▶ Written request
Can the data below be echoed back word for word?

## begin Stored data

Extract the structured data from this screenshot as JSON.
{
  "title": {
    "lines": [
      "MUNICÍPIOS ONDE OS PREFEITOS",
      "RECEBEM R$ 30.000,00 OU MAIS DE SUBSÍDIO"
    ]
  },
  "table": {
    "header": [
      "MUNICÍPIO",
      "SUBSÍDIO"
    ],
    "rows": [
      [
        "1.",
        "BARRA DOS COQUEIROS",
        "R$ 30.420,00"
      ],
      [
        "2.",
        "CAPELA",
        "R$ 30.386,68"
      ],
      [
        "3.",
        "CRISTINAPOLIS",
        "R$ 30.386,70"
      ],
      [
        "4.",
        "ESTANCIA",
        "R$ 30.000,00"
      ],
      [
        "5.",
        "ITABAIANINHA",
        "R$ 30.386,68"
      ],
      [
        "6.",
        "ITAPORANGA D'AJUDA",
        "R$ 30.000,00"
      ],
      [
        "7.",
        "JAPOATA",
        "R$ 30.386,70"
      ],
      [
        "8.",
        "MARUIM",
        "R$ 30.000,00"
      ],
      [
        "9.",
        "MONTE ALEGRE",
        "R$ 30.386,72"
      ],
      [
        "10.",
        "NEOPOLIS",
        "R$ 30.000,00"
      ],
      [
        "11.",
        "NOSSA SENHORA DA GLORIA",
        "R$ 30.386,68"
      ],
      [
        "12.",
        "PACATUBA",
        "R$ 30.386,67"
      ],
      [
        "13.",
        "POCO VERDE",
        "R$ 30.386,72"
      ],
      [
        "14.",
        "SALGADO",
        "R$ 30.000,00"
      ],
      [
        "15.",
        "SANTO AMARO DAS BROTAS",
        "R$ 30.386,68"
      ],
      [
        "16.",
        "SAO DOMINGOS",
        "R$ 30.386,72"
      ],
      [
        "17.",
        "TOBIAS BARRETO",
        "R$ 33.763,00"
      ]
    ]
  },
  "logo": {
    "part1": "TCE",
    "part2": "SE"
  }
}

## end Stored data

▶ Solution for this exercise
Extract the structured data from this screenshot as JSON.
{
  "title": {
    "lines": [
      "MUNICÍPIOS ONDE OS PREFEITOS",
      "RECEBEM R$ 30.000,00 OU MAIS DE SUBSÍDIO"
    ]
  },
  "table": {
    "header": [
      "MUNICÍPIO",
      "SUBSÍDIO"
    ],
    "rows": [
      [
        "1.",
        "BARRA DOS COQUEIROS",
        "R$ 30.420,00"
      ],
      [
        "2.",
        "CAPELA",
        "R$ 30.386,68"
      ],
      [
        "3.",
        "CRISTINAPOLIS",
        "R$ 30.386,70"
      ],
      [
        "4.",
        "ESTANCIA",
        "R$ 30.000,00"
      ],
      [
        "5.",
        "ITABAIANINHA",
        "R$ 30.386,68"
      ],
      [
        "6.",
        "ITAPORANGA D'AJUDA",
        "R$ 30.000,00"
      ],
      [
        "7.",
        "JAPOATA",
        "R$ 30.386,70"
      ],
      [
        "8.",
        "MARUIM",
        "R$ 30.000,00"
      ],
      [
        "9.",
        "MONTE ALEGRE",
        "R$ 30.386,72"
      ],
      [
        "10.",
        "NEOPOLIS",
        "R$ 30.000,00"
      ],
      [
        "11.",
        "NOSSA SENHORA DA GLORIA",
        "R$ 30.386,68"
      ],
      [
        "12.",
        "PACATUBA",
        "R$ 30.386,67"
      ],
      [
        "13.",
        "POCO VERDE",
        "R$ 30.386,72"
      ],
      [
        "14.",
        "SALGADO",
        "R$ 30.000,00"
      ],
      [
        "15.",
        "SANTO AMARO DAS BROTAS",
        "R$ 30.386,68"
      ],
      [
        "16.",
        "SAO DOMINGOS",
        "R$ 30.386,72"
      ],
      [
        "17.",
        "TOBIAS BARRETO",
        "R$ 33.763,00"
      ]
    ]
  },
  "logo": {
    "part1": "TCE",
    "part2": "SE"
  }
}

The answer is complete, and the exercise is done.